▶ Work instructions: All entries are to be quoted exactly; the images stay out of the copy.

▶ Data to process:
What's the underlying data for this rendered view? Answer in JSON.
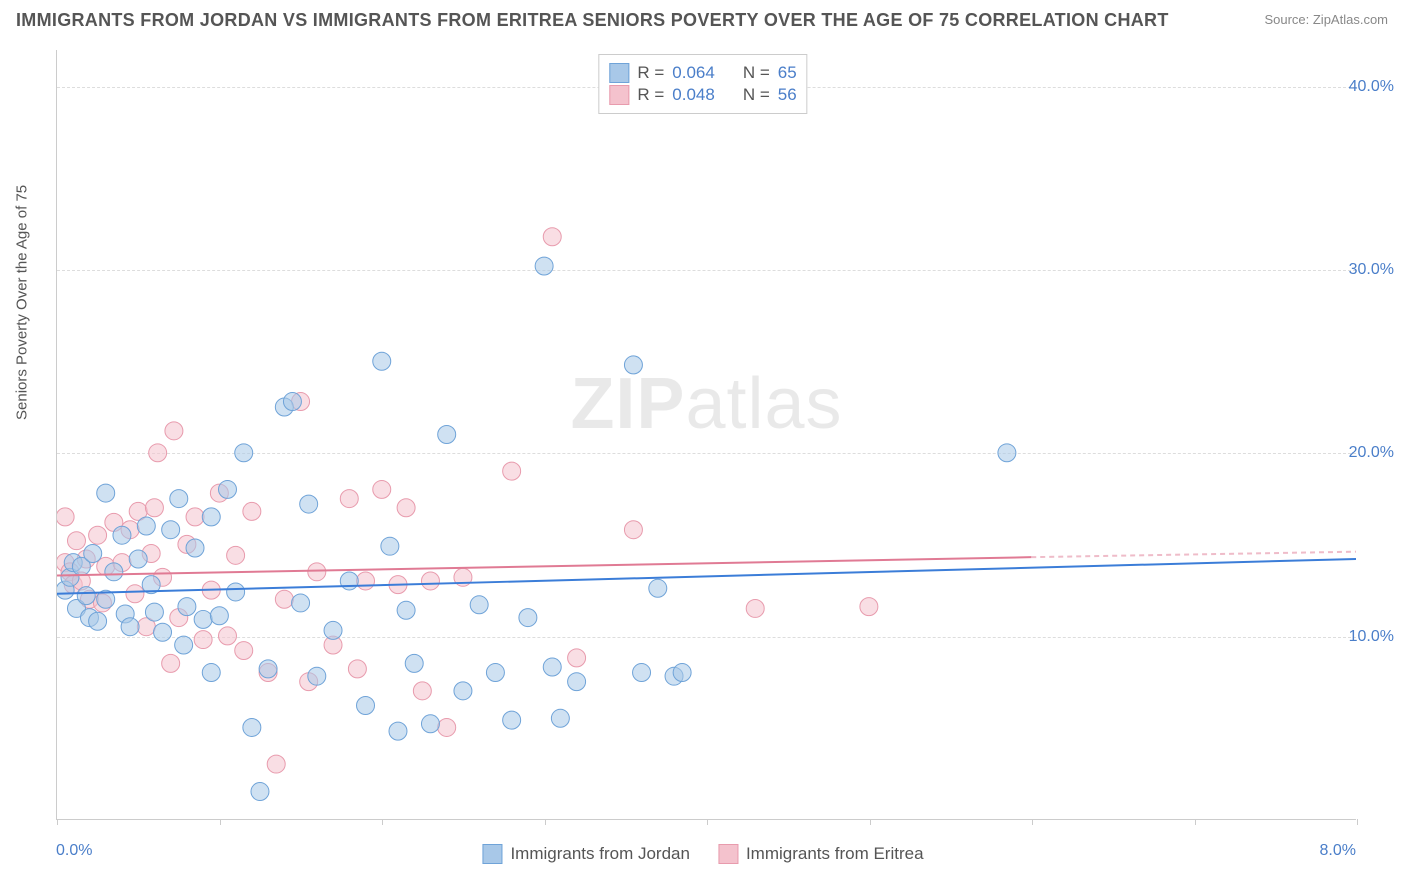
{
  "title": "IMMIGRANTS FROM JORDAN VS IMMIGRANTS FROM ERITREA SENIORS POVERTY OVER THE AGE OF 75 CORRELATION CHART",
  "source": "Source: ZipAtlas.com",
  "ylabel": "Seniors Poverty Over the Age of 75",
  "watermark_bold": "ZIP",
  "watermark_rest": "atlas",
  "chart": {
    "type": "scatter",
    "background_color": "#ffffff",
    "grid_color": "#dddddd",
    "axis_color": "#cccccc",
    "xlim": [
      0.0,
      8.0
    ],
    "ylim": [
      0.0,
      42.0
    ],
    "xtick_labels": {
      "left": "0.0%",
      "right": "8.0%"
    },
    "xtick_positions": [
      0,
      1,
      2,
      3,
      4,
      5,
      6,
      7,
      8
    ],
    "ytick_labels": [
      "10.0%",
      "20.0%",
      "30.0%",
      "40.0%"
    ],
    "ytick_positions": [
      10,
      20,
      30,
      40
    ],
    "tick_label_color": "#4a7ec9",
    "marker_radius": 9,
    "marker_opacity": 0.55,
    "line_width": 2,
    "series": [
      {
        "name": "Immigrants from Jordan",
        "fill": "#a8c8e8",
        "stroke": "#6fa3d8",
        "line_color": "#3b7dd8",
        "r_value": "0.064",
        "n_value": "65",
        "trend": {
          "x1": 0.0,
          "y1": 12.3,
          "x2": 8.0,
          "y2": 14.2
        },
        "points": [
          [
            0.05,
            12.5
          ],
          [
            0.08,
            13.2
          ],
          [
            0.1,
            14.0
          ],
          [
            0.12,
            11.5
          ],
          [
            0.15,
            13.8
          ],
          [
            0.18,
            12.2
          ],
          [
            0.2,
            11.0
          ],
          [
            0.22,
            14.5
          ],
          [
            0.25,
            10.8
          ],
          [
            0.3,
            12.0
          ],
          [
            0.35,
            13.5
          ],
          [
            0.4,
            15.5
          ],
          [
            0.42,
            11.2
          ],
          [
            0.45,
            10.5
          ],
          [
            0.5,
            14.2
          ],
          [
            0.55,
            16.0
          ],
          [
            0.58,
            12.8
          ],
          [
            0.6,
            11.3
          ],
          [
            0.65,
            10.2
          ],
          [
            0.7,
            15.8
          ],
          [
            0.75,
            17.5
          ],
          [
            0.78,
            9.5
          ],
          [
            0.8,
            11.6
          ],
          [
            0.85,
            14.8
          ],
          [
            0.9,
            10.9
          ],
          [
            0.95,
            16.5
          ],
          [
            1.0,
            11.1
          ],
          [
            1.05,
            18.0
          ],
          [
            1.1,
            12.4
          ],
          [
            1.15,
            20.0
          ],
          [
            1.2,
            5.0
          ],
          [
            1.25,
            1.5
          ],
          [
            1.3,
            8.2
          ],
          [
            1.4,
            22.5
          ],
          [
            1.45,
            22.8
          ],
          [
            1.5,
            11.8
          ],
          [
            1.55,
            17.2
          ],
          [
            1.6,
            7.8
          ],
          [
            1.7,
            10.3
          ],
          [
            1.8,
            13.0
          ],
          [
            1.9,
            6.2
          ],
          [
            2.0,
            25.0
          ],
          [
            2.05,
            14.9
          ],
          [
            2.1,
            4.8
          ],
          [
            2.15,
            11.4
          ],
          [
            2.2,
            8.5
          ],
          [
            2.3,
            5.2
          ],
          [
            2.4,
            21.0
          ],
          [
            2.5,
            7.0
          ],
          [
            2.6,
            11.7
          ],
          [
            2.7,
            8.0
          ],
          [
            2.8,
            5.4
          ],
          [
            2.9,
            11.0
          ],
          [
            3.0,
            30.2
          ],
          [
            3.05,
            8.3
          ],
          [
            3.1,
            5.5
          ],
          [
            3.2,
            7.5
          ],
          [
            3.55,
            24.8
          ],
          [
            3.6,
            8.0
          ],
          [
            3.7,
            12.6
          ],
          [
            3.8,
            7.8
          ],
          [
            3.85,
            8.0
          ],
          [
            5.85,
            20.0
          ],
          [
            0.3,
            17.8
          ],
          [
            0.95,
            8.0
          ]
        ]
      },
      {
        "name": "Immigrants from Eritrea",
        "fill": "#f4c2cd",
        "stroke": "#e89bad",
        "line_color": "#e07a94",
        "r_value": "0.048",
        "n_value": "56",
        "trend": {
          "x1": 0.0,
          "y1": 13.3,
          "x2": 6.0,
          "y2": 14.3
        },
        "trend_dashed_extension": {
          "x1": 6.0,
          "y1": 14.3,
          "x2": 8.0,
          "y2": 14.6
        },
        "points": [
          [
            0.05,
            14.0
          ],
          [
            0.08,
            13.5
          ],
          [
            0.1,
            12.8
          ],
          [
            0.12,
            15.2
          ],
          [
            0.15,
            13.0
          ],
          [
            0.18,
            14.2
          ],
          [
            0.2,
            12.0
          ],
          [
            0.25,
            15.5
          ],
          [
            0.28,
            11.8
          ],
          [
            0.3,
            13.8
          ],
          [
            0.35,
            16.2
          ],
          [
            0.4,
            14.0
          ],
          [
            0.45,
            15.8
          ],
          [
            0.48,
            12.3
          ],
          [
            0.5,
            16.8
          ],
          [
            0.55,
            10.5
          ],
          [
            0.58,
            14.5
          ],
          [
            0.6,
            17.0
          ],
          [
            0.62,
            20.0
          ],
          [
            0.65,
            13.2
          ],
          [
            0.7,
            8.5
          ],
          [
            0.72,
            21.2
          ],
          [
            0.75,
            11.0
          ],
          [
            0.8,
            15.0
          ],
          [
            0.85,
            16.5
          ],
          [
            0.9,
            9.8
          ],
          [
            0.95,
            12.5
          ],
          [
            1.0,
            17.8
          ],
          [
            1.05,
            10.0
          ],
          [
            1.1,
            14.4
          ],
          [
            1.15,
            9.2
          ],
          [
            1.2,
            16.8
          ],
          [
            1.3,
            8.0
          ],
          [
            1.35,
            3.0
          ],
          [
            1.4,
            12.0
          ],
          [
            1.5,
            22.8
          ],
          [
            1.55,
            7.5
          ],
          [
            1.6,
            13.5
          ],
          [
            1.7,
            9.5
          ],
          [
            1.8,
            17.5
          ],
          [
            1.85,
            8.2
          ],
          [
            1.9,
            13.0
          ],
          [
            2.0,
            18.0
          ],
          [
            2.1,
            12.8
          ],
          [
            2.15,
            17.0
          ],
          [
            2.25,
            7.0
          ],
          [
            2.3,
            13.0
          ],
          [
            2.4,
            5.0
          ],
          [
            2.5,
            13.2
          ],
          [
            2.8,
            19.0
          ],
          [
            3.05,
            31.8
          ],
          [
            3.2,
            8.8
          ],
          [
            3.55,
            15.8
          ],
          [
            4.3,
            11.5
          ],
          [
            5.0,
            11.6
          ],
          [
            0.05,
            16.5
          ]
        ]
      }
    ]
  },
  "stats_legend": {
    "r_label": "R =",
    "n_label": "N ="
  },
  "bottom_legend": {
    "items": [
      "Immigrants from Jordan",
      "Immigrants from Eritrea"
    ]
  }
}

▶ Exercise answer:
What's the underlying data for this rendered view? Answer in JSON.
{
  "title": "IMMIGRANTS FROM JORDAN VS IMMIGRANTS FROM ERITREA SENIORS POVERTY OVER THE AGE OF 75 CORRELATION CHART",
  "source": "Source: ZipAtlas.com",
  "ylabel": "Seniors Poverty Over the Age of 75",
  "watermark_bold": "ZIP",
  "watermark_rest": "atlas",
  "chart": {
    "type": "scatter",
    "background_color": "#ffffff",
    "grid_color": "#dddddd",
    "axis_color": "#cccccc",
    "xlim": [
      0.0,
      8.0
    ],
    "ylim": [
      0.0,
      42.0
    ],
    "xtick_labels": {
      "left": "0.0%",
      "right": "8.0%"
    },
    "xtick_positions": [
      0,
      1,
      2,
      3,
      4,
      5,
      6,
      7,
      8
    ],
    "ytick_labels": [
      "10.0%",
      "20.0%",
      "30.0%",
      "40.0%"
    ],
    "ytick_positions": [
      10,
      20,
      30,
      40
    ],
    "tick_label_color": "#4a7ec9",
    "marker_radius": 9,
    "marker_opacity": 0.55,
    "line_width": 2,
    "series": [
      {
        "name": "Immigrants from Jordan",
        "fill": "#a8c8e8",
        "stroke": "#6fa3d8",
        "line_color": "#3b7dd8",
        "r_value": "0.064",
        "n_value": "65",
        "trend": {
          "x1": 0.0,
          "y1": 12.3,
          "x2": 8.0,
          "y2": 14.2
        },
        "points": [
          [
            0.05,
            12.5
          ],
          [
            0.08,
            13.2
          ],
          [
            0.1,
            14.0
          ],
          [
            0.12,
            11.5
          ],
          [
            0.15,
            13.8
          ],
          [
            0.18,
            12.2
          ],
          [
            0.2,
            11.0
          ],
          [
            0.22,
            14.5
          ],
          [
            0.25,
            10.8
          ],
          [
            0.3,
            12.0
          ],
          [
            0.35,
            13.5
          ],
          [
            0.4,
            15.5
          ],
          [
            0.42,
            11.2
          ],
          [
            0.45,
            10.5
          ],
          [
            0.5,
            14.2
          ],
          [
            0.55,
            16.0
          ],
          [
            0.58,
            12.8
          ],
          [
            0.6,
            11.3
          ],
          [
            0.65,
            10.2
          ],
          [
            0.7,
            15.8
          ],
          [
            0.75,
            17.5
          ],
          [
            0.78,
            9.5
          ],
          [
            0.8,
            11.6
          ],
          [
            0.85,
            14.8
          ],
          [
            0.9,
            10.9
          ],
          [
            0.95,
            16.5
          ],
          [
            1.0,
            11.1
          ],
          [
            1.05,
            18.0
          ],
          [
            1.1,
            12.4
          ],
          [
            1.15,
            20.0
          ],
          [
            1.2,
            5.0
          ],
          [
            1.25,
            1.5
          ],
          [
            1.3,
            8.2
          ],
          [
            1.4,
            22.5
          ],
          [
            1.45,
            22.8
          ],
          [
            1.5,
            11.8
          ],
          [
            1.55,
            17.2
          ],
          [
            1.6,
            7.8
          ],
          [
            1.7,
            10.3
          ],
          [
            1.8,
            13.0
          ],
          [
            1.9,
            6.2
          ],
          [
            2.0,
            25.0
          ],
          [
            2.05,
            14.9
          ],
          [
            2.1,
            4.8
          ],
          [
            2.15,
            11.4
          ],
          [
            2.2,
            8.5
          ],
          [
            2.3,
            5.2
          ],
          [
            2.4,
            21.0
          ],
          [
            2.5,
            7.0
          ],
          [
            2.6,
            11.7
          ],
          [
            2.7,
            8.0
          ],
          [
            2.8,
            5.4
          ],
          [
            2.9,
            11.0
          ],
          [
            3.0,
            30.2
          ],
          [
            3.05,
            8.3
          ],
          [
            3.1,
            5.5
          ],
          [
            3.2,
            7.5
          ],
          [
            3.55,
            24.8
          ],
          [
            3.6,
            8.0
          ],
          [
            3.7,
            12.6
          ],
          [
            3.8,
            7.8
          ],
          [
            3.85,
            8.0
          ],
          [
            5.85,
            20.0
          ],
          [
            0.3,
            17.8
          ],
          [
            0.95,
            8.0
          ]
        ]
      },
      {
        "name": "Immigrants from Eritrea",
        "fill": "#f4c2cd",
        "stroke": "#e89bad",
        "line_color": "#e07a94",
        "r_value": "0.048",
        "n_value": "56",
        "trend": {
          "x1": 0.0,
          "y1": 13.3,
          "x2": 6.0,
          "y2": 14.3
        },
        "trend_dashed_extension": {
          "x1": 6.0,
          "y1": 14.3,
          "x2": 8.0,
          "y2": 14.6
        },
        "points": [
          [
            0.05,
            14.0
          ],
          [
            0.08,
            13.5
          ],
          [
            0.1,
            12.8
          ],
          [
            0.12,
            15.2
          ],
          [
            0.15,
            13.0
          ],
          [
            0.18,
            14.2
          ],
          [
            0.2,
            12.0
          ],
          [
            0.25,
            15.5
          ],
          [
            0.28,
            11.8
          ],
          [
            0.3,
            13.8
          ],
          [
            0.35,
            16.2
          ],
          [
            0.4,
            14.0
          ],
          [
            0.45,
            15.8
          ],
          [
            0.48,
            12.3
          ],
          [
            0.5,
            16.8
          ],
          [
            0.55,
            10.5
          ],
          [
            0.58,
            14.5
          ],
          [
            0.6,
            17.0
          ],
          [
            0.62,
            20.0
          ],
          [
            0.65,
            13.2
          ],
          [
            0.7,
            8.5
          ],
          [
            0.72,
            21.2
          ],
          [
            0.75,
            11.0
          ],
          [
            0.8,
            15.0
          ],
          [
            0.85,
            16.5
          ],
          [
            0.9,
            9.8
          ],
          [
            0.95,
            12.5
          ],
          [
            1.0,
            17.8
          ],
          [
            1.05,
            10.0
          ],
          [
            1.1,
            14.4
          ],
          [
            1.15,
            9.2
          ],
          [
            1.2,
            16.8
          ],
          [
            1.3,
            8.0
          ],
          [
            1.35,
            3.0
          ],
          [
            1.4,
            12.0
          ],
          [
            1.5,
            22.8
          ],
          [
            1.55,
            7.5
          ],
          [
            1.6,
            13.5
          ],
          [
            1.7,
            9.5
          ],
          [
            1.8,
            17.5
          ],
          [
            1.85,
            8.2
          ],
          [
            1.9,
            13.0
          ],
          [
            2.0,
            18.0
          ],
          [
            2.1,
            12.8
          ],
          [
            2.15,
            17.0
          ],
          [
            2.25,
            7.0
          ],
          [
            2.3,
            13.0
          ],
          [
            2.4,
            5.0
          ],
          [
            2.5,
            13.2
          ],
          [
            2.8,
            19.0
          ],
          [
            3.05,
            31.8
          ],
          [
            3.2,
            8.8
          ],
          [
            3.55,
            15.8
          ],
          [
            4.3,
            11.5
          ],
          [
            5.0,
            11.6
          ],
          [
            0.05,
            16.5
          ]
        ]
      }
    ]
  },
  "stats_legend": {
    "r_label": "R =",
    "n_label": "N ="
  },
  "bottom_legend": {
    "items": [
      "Immigrants from Jordan",
      "Immigrants from Eritrea"
    ]
  }
}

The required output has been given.